(Dataset rows)
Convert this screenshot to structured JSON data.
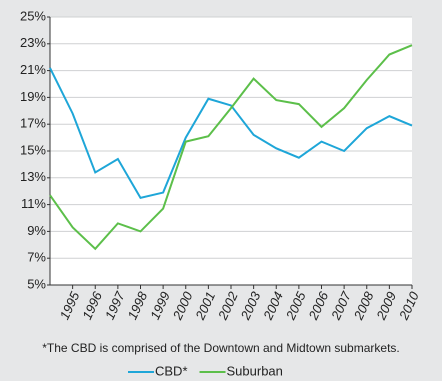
{
  "chart_data": {
    "type": "line",
    "categories": [
      null,
      "1995",
      "1996",
      "1997",
      "1998",
      "1999",
      "2000",
      "2001",
      "2002",
      "2003",
      "2004",
      "2005",
      "2006",
      "2007",
      "2008",
      "2009",
      "2010"
    ],
    "series": [
      {
        "name": "CBD*",
        "color": "#1ea6d8",
        "values": [
          21.2,
          17.8,
          13.4,
          14.4,
          11.5,
          11.9,
          16.0,
          18.9,
          18.4,
          16.2,
          15.2,
          14.5,
          15.7,
          15.0,
          16.7,
          17.6,
          16.9
        ]
      },
      {
        "name": "Suburban",
        "color": "#5cbf4a",
        "values": [
          11.7,
          9.3,
          7.7,
          9.6,
          9.0,
          10.7,
          15.7,
          16.1,
          18.2,
          20.4,
          18.8,
          18.5,
          16.8,
          18.2,
          20.3,
          22.2,
          22.9
        ]
      }
    ],
    "ylim": [
      5,
      25
    ],
    "yticks": [
      {
        "value": 5,
        "label": "5%"
      },
      {
        "value": 7,
        "label": "7%"
      },
      {
        "value": 9,
        "label": "9%"
      },
      {
        "value": 11,
        "label": "11%"
      },
      {
        "value": 13,
        "label": "13%"
      },
      {
        "value": 15,
        "label": "15%"
      },
      {
        "value": 17,
        "label": "17%"
      },
      {
        "value": 19,
        "label": "19%"
      },
      {
        "value": 21,
        "label": "21%"
      },
      {
        "value": 23,
        "label": "23%"
      },
      {
        "value": 25,
        "label": "25%"
      }
    ],
    "grid": true,
    "annotation": "*The CBD is comprised of the Downtown and Midtown submarkets."
  }
}
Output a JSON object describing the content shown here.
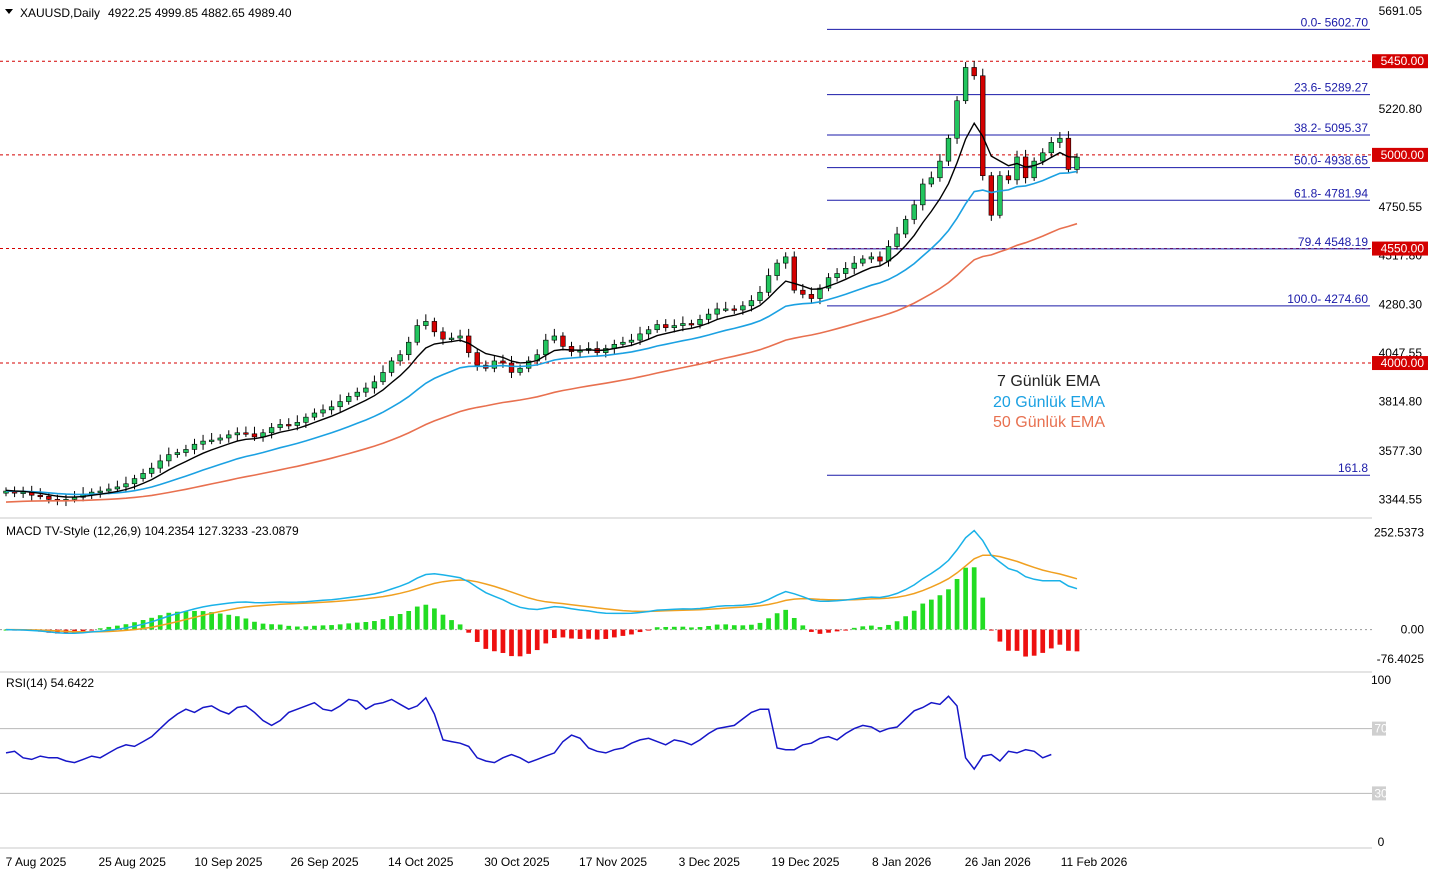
{
  "header": {
    "symbol": "XAUUSD,Daily",
    "ohlc": "4922.25 4999.85 4882.65 4989.40"
  },
  "macd_header": "MACD TV-Style (12,26,9) 104.2354 127.3233 -23.0879",
  "rsi_header": "RSI(14) 54.6422",
  "legend": {
    "ema7": "7 Günlük EMA",
    "ema20": "20 Günlük EMA",
    "ema50": "50 Günlük EMA"
  },
  "colors": {
    "bull": "#22c55e",
    "bear": "#d40000",
    "ema7": "#000000",
    "ema20": "#1ba1e2",
    "ema50": "#e8704f",
    "fib": "#1a1aa8",
    "level": "#d40000",
    "macd": "#1ab2e8",
    "signal": "#f0a020",
    "rsi": "#1616c8"
  },
  "chart_data": [
    {
      "type": "candlestick",
      "symbol": "XAUUSD",
      "timeframe": "Daily",
      "ylim": [
        3270,
        5720
      ],
      "y_ticks": [
        "5691.05",
        "5220.80",
        "4750.55",
        "4517.80",
        "4280.30",
        "4047.55",
        "3814.80",
        "3577.30",
        "3344.55"
      ],
      "x_tick_labels": [
        "7 Aug 2025",
        "25 Aug 2025",
        "10 Sep 2025",
        "26 Sep 2025",
        "14 Oct 2025",
        "30 Oct 2025",
        "17 Nov 2025",
        "3 Dec 2025",
        "19 Dec 2025",
        "8 Jan 2026",
        "26 Jan 2026",
        "11 Feb 2026"
      ],
      "price_levels": [
        {
          "value": 5450,
          "label": "5450.00"
        },
        {
          "value": 5000,
          "label": "5000.00"
        },
        {
          "value": 4550,
          "label": "4550.00"
        },
        {
          "value": 4000,
          "label": "4000.00"
        }
      ],
      "fibonacci": [
        {
          "value": 5602.7,
          "label": "0.0- 5602.70"
        },
        {
          "value": 5289.27,
          "label": "23.6- 5289.27"
        },
        {
          "value": 5095.37,
          "label": "38.2- 5095.37"
        },
        {
          "value": 4938.65,
          "label": "50.0- 4938.65"
        },
        {
          "value": 4781.94,
          "label": "61.8- 4781.94"
        },
        {
          "value": 4548.19,
          "label": "79.4 4548.19"
        },
        {
          "value": 4274.6,
          "label": "100.0- 4274.60"
        },
        {
          "value": 3461.0,
          "label": "161.8"
        }
      ],
      "closes": [
        3385,
        3375,
        3380,
        3365,
        3360,
        3345,
        3340,
        3345,
        3355,
        3370,
        3380,
        3385,
        3395,
        3405,
        3420,
        3445,
        3470,
        3495,
        3530,
        3560,
        3570,
        3585,
        3610,
        3625,
        3630,
        3640,
        3655,
        3665,
        3660,
        3645,
        3665,
        3690,
        3705,
        3700,
        3715,
        3740,
        3760,
        3775,
        3790,
        3815,
        3840,
        3860,
        3880,
        3910,
        3955,
        4010,
        4040,
        4100,
        4180,
        4200,
        4150,
        4115,
        4120,
        4130,
        4050,
        3990,
        3975,
        4010,
        4000,
        3955,
        3975,
        4010,
        4040,
        4110,
        4130,
        4080,
        4055,
        4060,
        4070,
        4050,
        4070,
        4090,
        4100,
        4110,
        4140,
        4160,
        4185,
        4170,
        4180,
        4190,
        4185,
        4210,
        4235,
        4260,
        4260,
        4255,
        4275,
        4300,
        4340,
        4420,
        4480,
        4510,
        4350,
        4330,
        4310,
        4360,
        4410,
        4430,
        4455,
        4480,
        4500,
        4510,
        4490,
        4560,
        4620,
        4690,
        4760,
        4860,
        4890,
        4970,
        5080,
        5260,
        5420,
        5380,
        4900,
        4710,
        4900,
        4880,
        4990,
        4890,
        4970,
        5010,
        5060,
        5080,
        4930,
        4989
      ],
      "ema7_start": 3390,
      "ema7_end": 4985,
      "ema20_start": 3385,
      "ema20_end": 4890,
      "ema50_start": 3330,
      "ema50_end": 4640
    },
    {
      "type": "bar",
      "title": "MACD TV-Style (12,26,9)",
      "macd": 104.2354,
      "signal": 127.3233,
      "histogram": -23.0879,
      "ylim": [
        -100,
        280
      ],
      "y_ticks": [
        "252.5373",
        "0.00",
        "-76.4025"
      ]
    },
    {
      "type": "line",
      "title": "RSI(14)",
      "value": 54.6422,
      "ylim": [
        0,
        100
      ],
      "levels": [
        70,
        30
      ],
      "y_ticks": [
        "100",
        "70",
        "30",
        "0"
      ],
      "values": [
        55,
        56,
        52,
        51,
        53,
        52,
        52,
        50,
        49,
        51,
        53,
        52,
        55,
        58,
        60,
        59,
        62,
        65,
        70,
        75,
        79,
        82,
        80,
        83,
        84,
        81,
        79,
        83,
        84,
        80,
        75,
        72,
        75,
        80,
        82,
        84,
        86,
        82,
        81,
        84,
        88,
        87,
        82,
        85,
        86,
        88,
        85,
        82,
        84,
        89,
        79,
        63,
        62,
        61,
        59,
        52,
        50,
        49,
        52,
        54,
        52,
        49,
        51,
        53,
        55,
        62,
        66,
        64,
        58,
        56,
        55,
        57,
        58,
        61,
        63,
        64,
        62,
        60,
        63,
        62,
        60,
        63,
        67,
        70,
        71,
        72,
        76,
        80,
        82,
        82,
        58,
        57,
        57,
        60,
        61,
        64,
        65,
        63,
        67,
        70,
        72,
        71,
        68,
        70,
        71,
        76,
        81,
        83,
        86,
        85,
        90,
        84,
        52,
        45,
        53,
        54,
        50,
        56,
        55,
        57,
        56,
        52,
        54
      ],
      "rsi_last": 54.64
    }
  ]
}
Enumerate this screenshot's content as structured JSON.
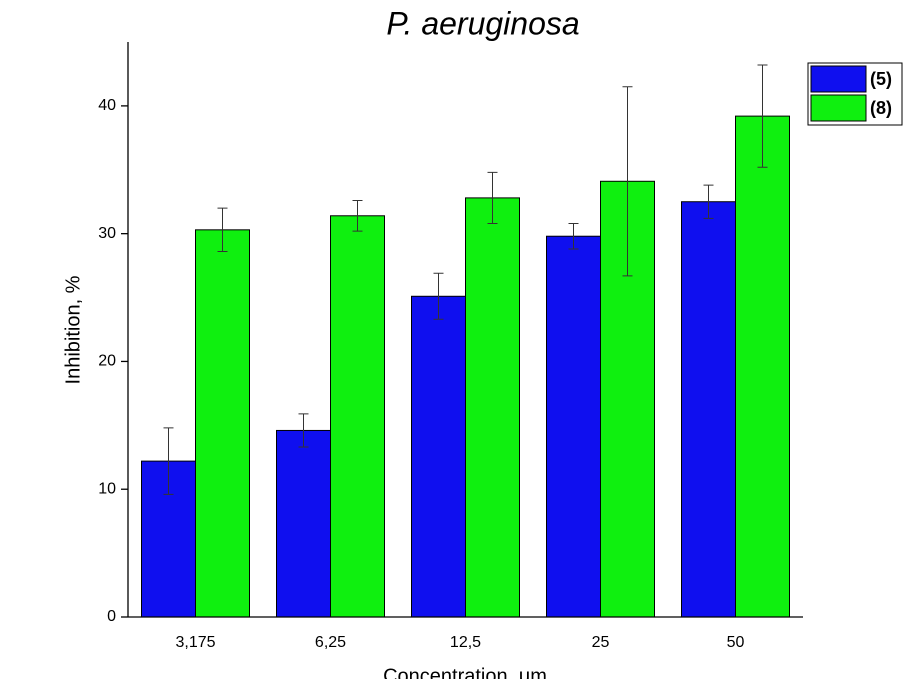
{
  "chart_data": {
    "type": "bar",
    "title": "P. aeruginosa",
    "x_label": "Concentration, μm",
    "y_label": "Inhibition, %",
    "categories": [
      "3,175",
      "6,25",
      "12,5",
      "25",
      "50"
    ],
    "series": [
      {
        "name": "(5)",
        "color": "#0f0fef",
        "values": [
          12.2,
          14.6,
          25.1,
          29.8,
          32.5
        ],
        "errors": [
          2.6,
          1.3,
          1.8,
          1.0,
          1.3
        ]
      },
      {
        "name": "(8)",
        "color": "#0ff00f",
        "values": [
          30.3,
          31.4,
          32.8,
          34.1,
          39.2
        ],
        "errors": [
          1.7,
          1.2,
          2.0,
          7.4,
          4.0
        ]
      }
    ],
    "ylim": [
      0,
      45
    ],
    "yticks": [
      0,
      10,
      20,
      30,
      40
    ],
    "legend": "top-right"
  }
}
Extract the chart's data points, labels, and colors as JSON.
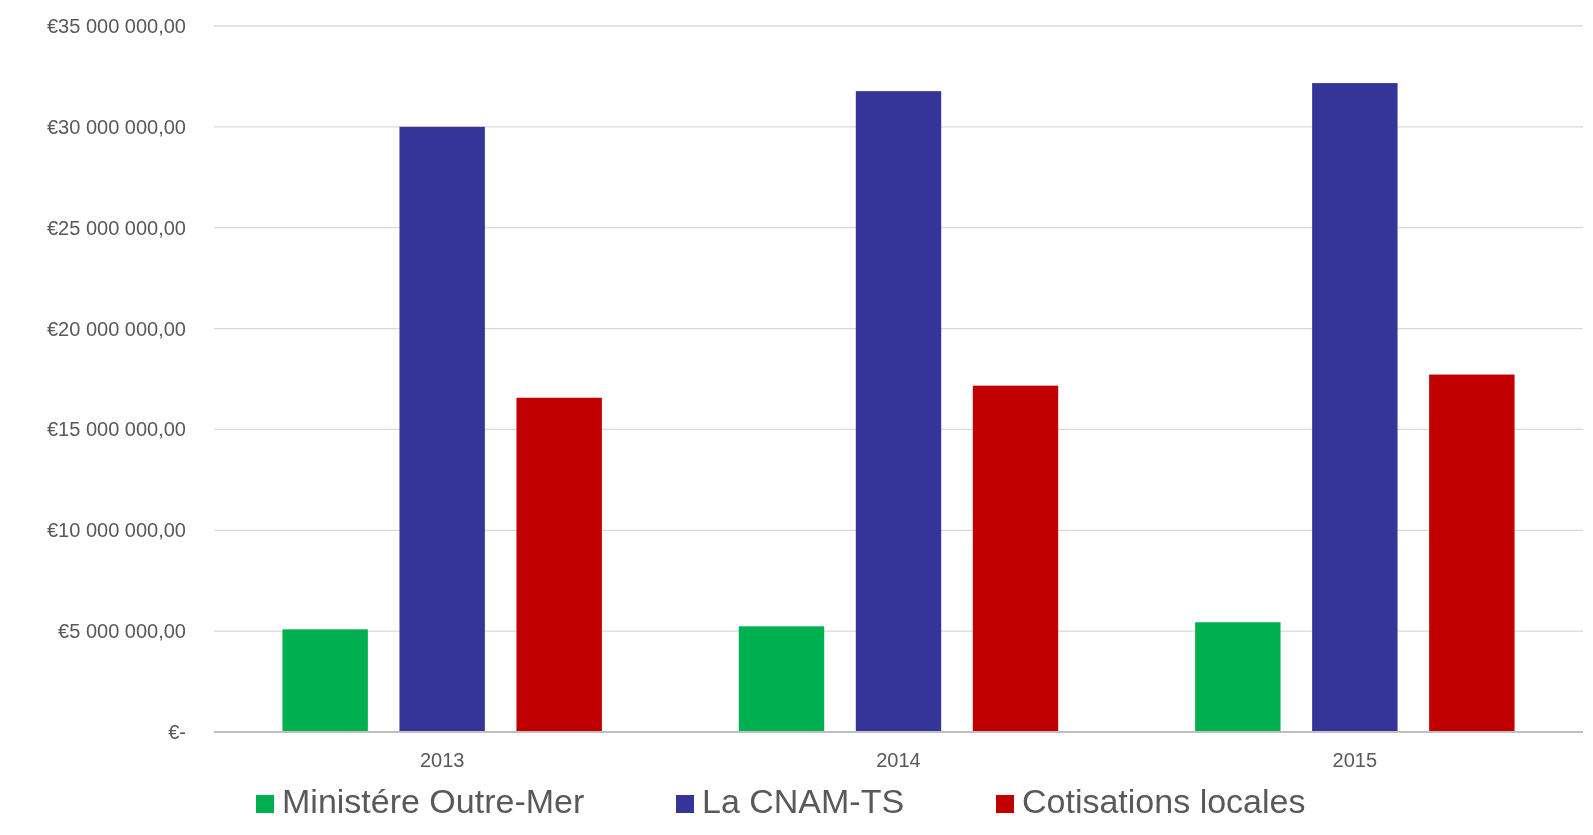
{
  "chart_data": {
    "type": "bar",
    "categories": [
      "2013",
      "2014",
      "2015"
    ],
    "series": [
      {
        "name": "Ministére Outre-Mer",
        "color": "#00b050",
        "values": [
          5090000,
          5240000,
          5440000
        ]
      },
      {
        "name": "La CNAM-TS",
        "color": "#353499",
        "values": [
          30000000,
          31770000,
          32170000
        ]
      },
      {
        "name": "Cotisations locales",
        "color": "#c00000",
        "values": [
          16570000,
          17170000,
          17720000
        ]
      }
    ],
    "ylim": [
      0,
      35000000
    ],
    "yticks": [
      {
        "value": 0,
        "label": "€-"
      },
      {
        "value": 5000000,
        "label": "€5 000 000,00"
      },
      {
        "value": 10000000,
        "label": "€10 000 000,00"
      },
      {
        "value": 15000000,
        "label": "€15 000 000,00"
      },
      {
        "value": 20000000,
        "label": "€20 000 000,00"
      },
      {
        "value": 25000000,
        "label": "€25 000 000,00"
      },
      {
        "value": 30000000,
        "label": "€30 000 000,00"
      },
      {
        "value": 35000000,
        "label": "€35 000 000,00"
      }
    ],
    "grid": "y",
    "legend": "bottom"
  }
}
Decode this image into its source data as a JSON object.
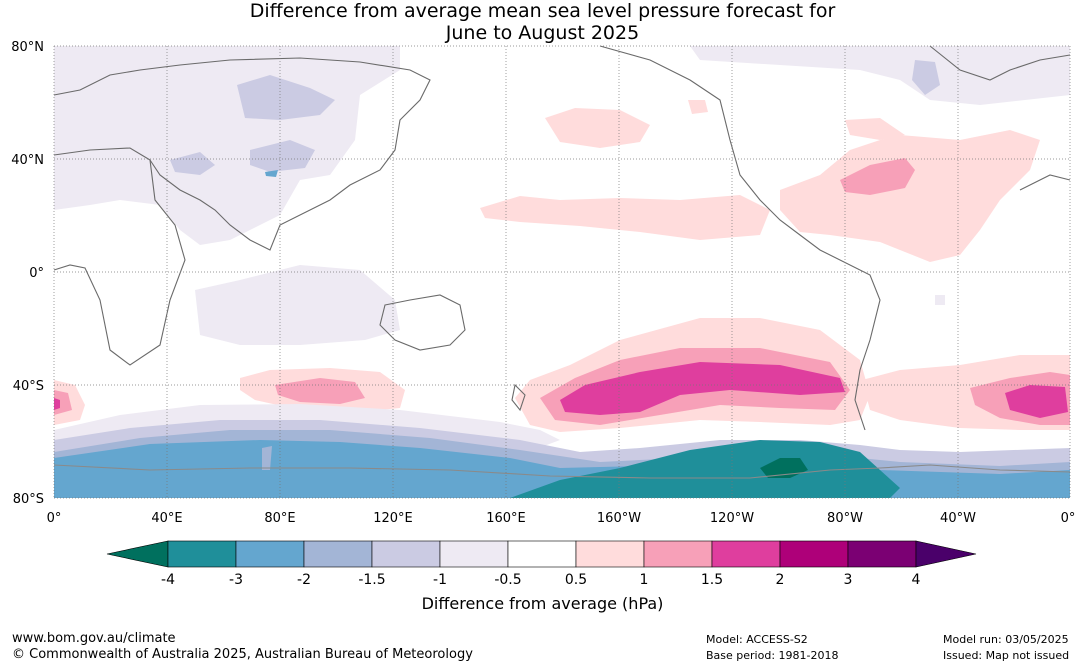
{
  "title": {
    "line1": "Difference from average mean sea level pressure forecast for",
    "line2": "June to August 2025"
  },
  "map": {
    "lat_labels": [
      "80°N",
      "40°N",
      "0°",
      "40°S",
      "80°S"
    ],
    "lon_labels": [
      "0°",
      "40°E",
      "80°E",
      "120°E",
      "160°E",
      "160°W",
      "120°W",
      "80°W",
      "40°W",
      "0°"
    ]
  },
  "colorbar": {
    "ticks": [
      "-4",
      "-3",
      "-2",
      "-1.5",
      "-1",
      "-0.5",
      "0.5",
      "1",
      "1.5",
      "2",
      "3",
      "4"
    ],
    "colors": [
      "#00705e",
      "#1f8f9a",
      "#64a6cf",
      "#a3b5d6",
      "#cbcbe3",
      "#eeeaf3",
      "#ffffff",
      "#ffdcdc",
      "#f7a0b8",
      "#df3e9e",
      "#ae0079",
      "#7b0073",
      "#4a006a"
    ],
    "label": "Difference from average (hPa)"
  },
  "footer": {
    "url": "www.bom.gov.au/climate",
    "copyright": "© Commonwealth of Australia 2025, Australian Bureau of Meteorology",
    "model": "Model: ACCESS-S2",
    "base_period": "Base period: 1981-2018",
    "model_run": "Model run: 03/05/2025",
    "issued": "Issued: Map not issued"
  }
}
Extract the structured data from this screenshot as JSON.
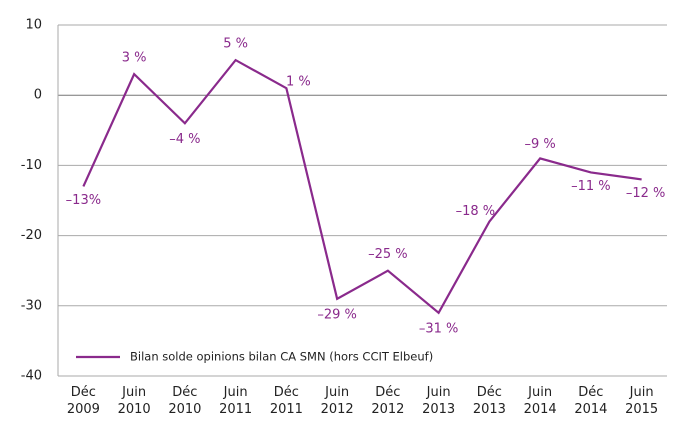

- _WHAT THE EXERCISE ASKS_
Only the lines from the line with "Decode this image" to the end of the records should be repeated, exactly and without pictures.

- _TASK OUTPUT_
Decode this image into its source data as a JSON object.
{
  "title": {
    "line1": "Difference from average mean sea level pressure forecast for",
    "line2": "June to August 2025"
  },
  "map": {
    "lat_labels": [
      "80°N",
      "40°N",
      "0°",
      "40°S",
      "80°S"
    ],
    "lon_labels": [
      "0°",
      "40°E",
      "80°E",
      "120°E",
      "160°E",
      "160°W",
      "120°W",
      "80°W",
      "40°W",
      "0°"
    ]
  },
  "colorbar": {
    "ticks": [
      "-4",
      "-3",
      "-2",
      "-1.5",
      "-1",
      "-0.5",
      "0.5",
      "1",
      "1.5",
      "2",
      "3",
      "4"
    ],
    "colors": [
      "#00705e",
      "#1f8f9a",
      "#64a6cf",
      "#a3b5d6",
      "#cbcbe3",
      "#eeeaf3",
      "#ffffff",
      "#ffdcdc",
      "#f7a0b8",
      "#df3e9e",
      "#ae0079",
      "#7b0073",
      "#4a006a"
    ],
    "label": "Difference from average (hPa)"
  },
  "footer": {
    "url": "www.bom.gov.au/climate",
    "copyright": "© Commonwealth of Australia 2025, Australian Bureau of Meteorology",
    "model": "Model: ACCESS-S2",
    "base_period": "Base period: 1981-2018",
    "model_run": "Model run: 03/05/2025",
    "issued": "Issued: Map not issued"
  }
}
Extract the structured data from this screenshot as JSON.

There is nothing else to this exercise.